What the task asks
Exclude pictures; retype the lines below from the line containing "Output a JSON" through the end of the records, both ends kept.

Source records
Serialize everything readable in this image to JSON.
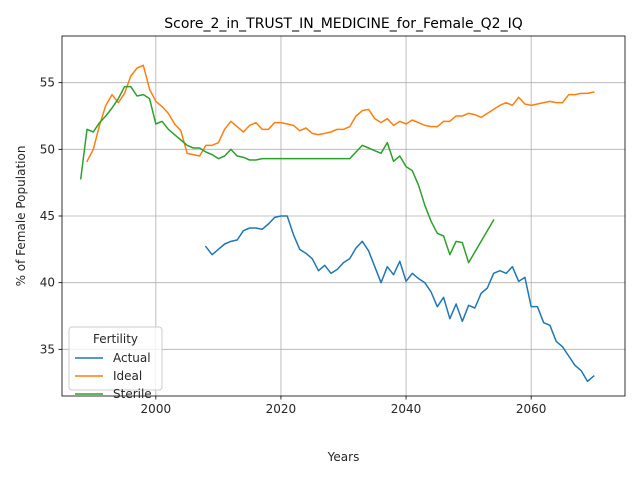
{
  "chart_data": {
    "type": "line",
    "title": "Score_2_in_TRUST_IN_MEDICINE_for_Female_Q2_IQ",
    "xlabel": "Years",
    "ylabel": "% of Female Population",
    "xlim": [
      1985,
      2075
    ],
    "ylim": [
      31.5,
      58.5
    ],
    "xticks": [
      2000,
      2020,
      2040,
      2060
    ],
    "yticks": [
      35,
      40,
      45,
      50,
      55
    ],
    "grid": true,
    "legend": {
      "title": "Fertility",
      "position": "lower-left"
    },
    "series": [
      {
        "name": "Actual",
        "color": "#1f77b4",
        "x": [
          2008,
          2009,
          2010,
          2011,
          2012,
          2013,
          2014,
          2015,
          2016,
          2017,
          2018,
          2019,
          2020,
          2021,
          2022,
          2023,
          2024,
          2025,
          2026,
          2027,
          2028,
          2029,
          2030,
          2031,
          2032,
          2033,
          2034,
          2035,
          2036,
          2037,
          2038,
          2039,
          2040,
          2041,
          2042,
          2043,
          2044,
          2045,
          2046,
          2047,
          2048,
          2049,
          2050,
          2051,
          2052,
          2053,
          2054,
          2055,
          2056,
          2057,
          2058,
          2059,
          2060,
          2061,
          2062,
          2063,
          2064,
          2065,
          2066,
          2067,
          2068,
          2069,
          2070
        ],
        "y": [
          42.7,
          42.1,
          42.5,
          42.9,
          43.1,
          43.2,
          43.9,
          44.1,
          44.1,
          44.0,
          44.4,
          44.9,
          45.0,
          45.0,
          43.6,
          42.5,
          42.2,
          41.8,
          40.9,
          41.3,
          40.7,
          41.0,
          41.5,
          41.8,
          42.6,
          43.1,
          42.4,
          41.2,
          40.0,
          41.2,
          40.6,
          41.6,
          40.1,
          40.7,
          40.3,
          40.0,
          39.3,
          38.2,
          38.9,
          37.3,
          38.4,
          37.1,
          38.3,
          38.1,
          39.2,
          39.6,
          40.7,
          40.9,
          40.7,
          41.2,
          40.1,
          40.4,
          38.2,
          38.2,
          37.0,
          36.8,
          35.6,
          35.2,
          34.5,
          33.8,
          33.4,
          32.6,
          33.0
        ]
      },
      {
        "name": "Ideal",
        "color": "#ff7f0e",
        "x": [
          1989,
          1990,
          1991,
          1992,
          1993,
          1994,
          1995,
          1996,
          1997,
          1998,
          1999,
          2000,
          2001,
          2002,
          2003,
          2004,
          2005,
          2006,
          2007,
          2008,
          2009,
          2010,
          2011,
          2012,
          2013,
          2014,
          2015,
          2016,
          2017,
          2018,
          2019,
          2020,
          2021,
          2022,
          2023,
          2024,
          2025,
          2026,
          2027,
          2028,
          2029,
          2030,
          2031,
          2032,
          2033,
          2034,
          2035,
          2036,
          2037,
          2038,
          2039,
          2040,
          2041,
          2042,
          2043,
          2044,
          2045,
          2046,
          2047,
          2048,
          2049,
          2050,
          2051,
          2052,
          2053,
          2054,
          2055,
          2056,
          2057,
          2058,
          2059,
          2060,
          2061,
          2062,
          2063,
          2064,
          2065,
          2066,
          2067,
          2068,
          2069,
          2070
        ],
        "y": [
          49.1,
          50.0,
          51.8,
          53.3,
          54.1,
          53.5,
          54.2,
          55.5,
          56.1,
          56.3,
          54.5,
          53.6,
          53.2,
          52.7,
          51.9,
          51.4,
          49.7,
          49.6,
          49.5,
          50.3,
          50.3,
          50.5,
          51.5,
          52.1,
          51.7,
          51.3,
          51.8,
          52.0,
          51.5,
          51.5,
          52.0,
          52.0,
          51.9,
          51.8,
          51.4,
          51.6,
          51.2,
          51.1,
          51.2,
          51.3,
          51.5,
          51.5,
          51.7,
          52.5,
          52.9,
          53.0,
          52.3,
          52.0,
          52.3,
          51.8,
          52.1,
          51.9,
          52.2,
          52.0,
          51.8,
          51.7,
          51.7,
          52.1,
          52.1,
          52.5,
          52.5,
          52.7,
          52.6,
          52.4,
          52.7,
          53.0,
          53.3,
          53.5,
          53.3,
          53.9,
          53.4,
          53.3,
          53.4,
          53.5,
          53.6,
          53.5,
          53.5,
          54.1,
          54.1,
          54.2,
          54.2,
          54.3
        ]
      },
      {
        "name": "Sterile",
        "color": "#2ca02c",
        "x": [
          1988,
          1989,
          1990,
          1991,
          1992,
          1993,
          1994,
          1995,
          1996,
          1997,
          1998,
          1999,
          2000,
          2001,
          2002,
          2003,
          2004,
          2005,
          2006,
          2007,
          2008,
          2009,
          2010,
          2011,
          2012,
          2013,
          2014,
          2015,
          2016,
          2017,
          2018,
          2019,
          2020,
          2021,
          2022,
          2023,
          2024,
          2025,
          2026,
          2027,
          2028,
          2029,
          2030,
          2031,
          2032,
          2033,
          2034,
          2035,
          2036,
          2037,
          2038,
          2039,
          2040,
          2041,
          2042,
          2043,
          2044,
          2045,
          2046,
          2047,
          2048,
          2049,
          2050,
          2054
        ],
        "y": [
          47.8,
          51.5,
          51.3,
          52.0,
          52.5,
          53.1,
          53.8,
          54.7,
          54.7,
          54.0,
          54.1,
          53.8,
          51.9,
          52.1,
          51.5,
          51.1,
          50.7,
          50.3,
          50.1,
          50.1,
          49.8,
          49.6,
          49.3,
          49.5,
          50.0,
          49.5,
          49.4,
          49.2,
          49.2,
          49.3,
          49.3,
          49.3,
          49.3,
          49.3,
          49.3,
          49.3,
          49.3,
          49.3,
          49.3,
          49.3,
          49.3,
          49.3,
          49.3,
          49.3,
          49.8,
          50.3,
          50.1,
          49.9,
          49.7,
          50.5,
          49.1,
          49.5,
          48.7,
          48.4,
          47.3,
          45.8,
          44.6,
          43.7,
          43.5,
          42.1,
          43.1,
          43.0,
          41.5,
          44.7
        ]
      }
    ]
  }
}
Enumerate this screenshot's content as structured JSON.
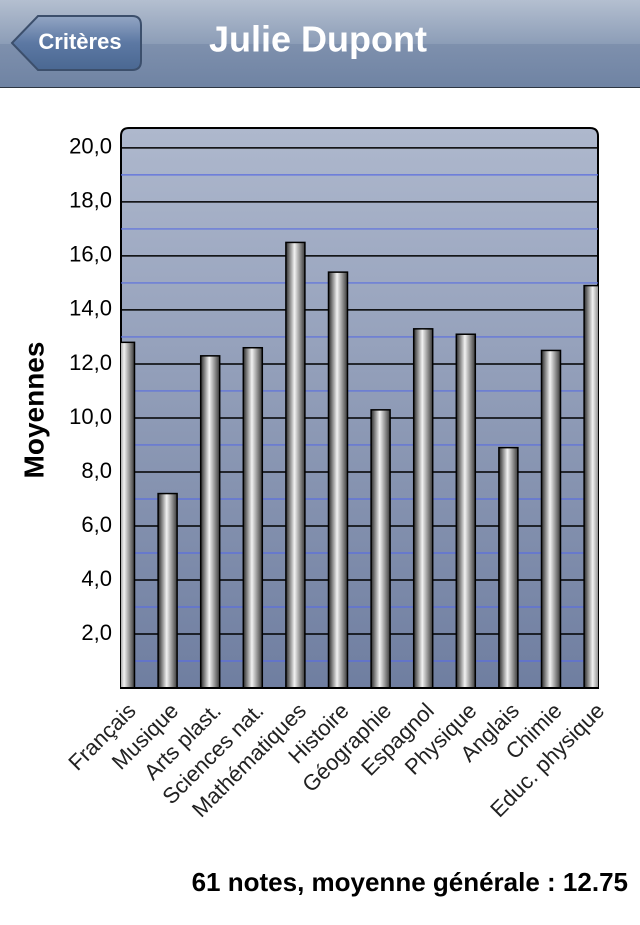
{
  "nav": {
    "back_button": "Critères",
    "title": "Julie Dupont"
  },
  "chart_data": {
    "type": "bar",
    "y_label": "Moyennes",
    "categories": [
      "Français",
      "Musique",
      "Arts plast.",
      "Sciences nat.",
      "Mathématiques",
      "Histoire",
      "Géographie",
      "Espagnol",
      "Physique",
      "Anglais",
      "Chimie",
      "Educ. physique"
    ],
    "values": [
      12.8,
      7.2,
      12.3,
      12.6,
      16.5,
      15.4,
      10.3,
      13.3,
      13.1,
      8.9,
      12.5,
      14.9
    ],
    "ylim": [
      0,
      20.7
    ],
    "yticks": [
      {
        "value": 2,
        "label": "2,0"
      },
      {
        "value": 4,
        "label": "4,0"
      },
      {
        "value": 6,
        "label": "6,0"
      },
      {
        "value": 8,
        "label": "8,0"
      },
      {
        "value": 10,
        "label": "10,0"
      },
      {
        "value": 12,
        "label": "12,0"
      },
      {
        "value": 14,
        "label": "14,0"
      },
      {
        "value": 16,
        "label": "16,0"
      },
      {
        "value": 18,
        "label": "18,0"
      },
      {
        "value": 20,
        "label": "20,0"
      }
    ],
    "minor_yticks": [
      1,
      3,
      5,
      7,
      9,
      11,
      13,
      15,
      17,
      19
    ],
    "grid": true,
    "grid_color": "#000000",
    "minor_grid_color": "#5a6ee0"
  },
  "footer": {
    "summary": "61 notes, moyenne générale : 12.75"
  }
}
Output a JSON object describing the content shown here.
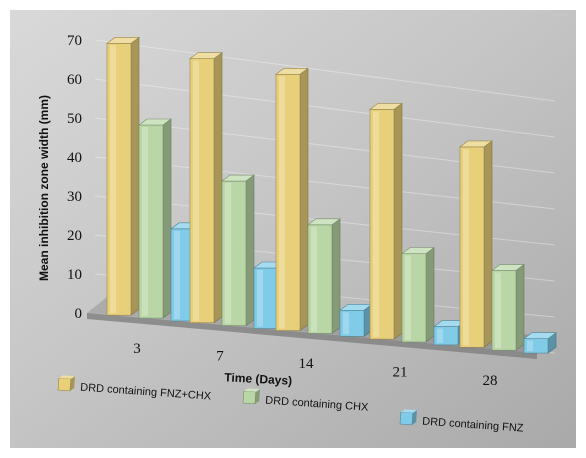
{
  "chart_data": {
    "type": "bar",
    "title": "",
    "xlabel": "Time (Days)",
    "ylabel": "Mean inhibition zone width (mm)",
    "categories": [
      "3",
      "7",
      "14",
      "21",
      "28"
    ],
    "ylim": [
      0,
      70
    ],
    "yticks": [
      "0",
      "10",
      "20",
      "30",
      "40",
      "50",
      "60",
      "70"
    ],
    "series": [
      {
        "name": "DRD containing FNZ+CHX",
        "values": [
          70,
          69,
          68,
          62,
          55
        ],
        "color": "#e8d07a"
      },
      {
        "name": "DRD containing CHX",
        "values": [
          50,
          38,
          29,
          24,
          22
        ],
        "color": "#b9d7a6"
      },
      {
        "name": "DRD containing FNZ",
        "values": [
          24,
          16,
          7,
          5,
          4
        ],
        "color": "#7fcbe8"
      }
    ],
    "grid": true,
    "legend_position": "bottom",
    "style": "3d-perspective"
  }
}
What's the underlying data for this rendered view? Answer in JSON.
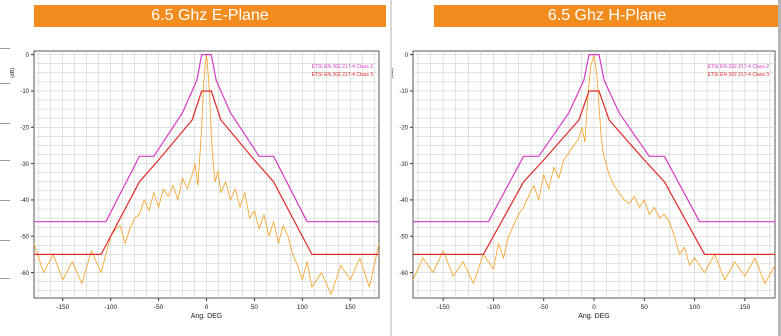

Expected output
Output a JSON object describing the content shown here.
{
  "chart_data": {
    "type": "bar",
    "title": "",
    "xlabel": "Time (Days)",
    "ylabel": "Mean inhibition zone width (mm)",
    "categories": [
      "3",
      "7",
      "14",
      "21",
      "28"
    ],
    "ylim": [
      0,
      70
    ],
    "yticks": [
      "0",
      "10",
      "20",
      "30",
      "40",
      "50",
      "60",
      "70"
    ],
    "series": [
      {
        "name": "DRD containing FNZ+CHX",
        "values": [
          70,
          69,
          68,
          62,
          55
        ],
        "color": "#e8d07a"
      },
      {
        "name": "DRD containing CHX",
        "values": [
          50,
          38,
          29,
          24,
          22
        ],
        "color": "#b9d7a6"
      },
      {
        "name": "DRD containing FNZ",
        "values": [
          24,
          16,
          7,
          5,
          4
        ],
        "color": "#7fcbe8"
      }
    ],
    "grid": true,
    "legend_position": "bottom",
    "style": "3d-perspective"
  }
}
What's the underlying data for this rendered view? Answer in JSON.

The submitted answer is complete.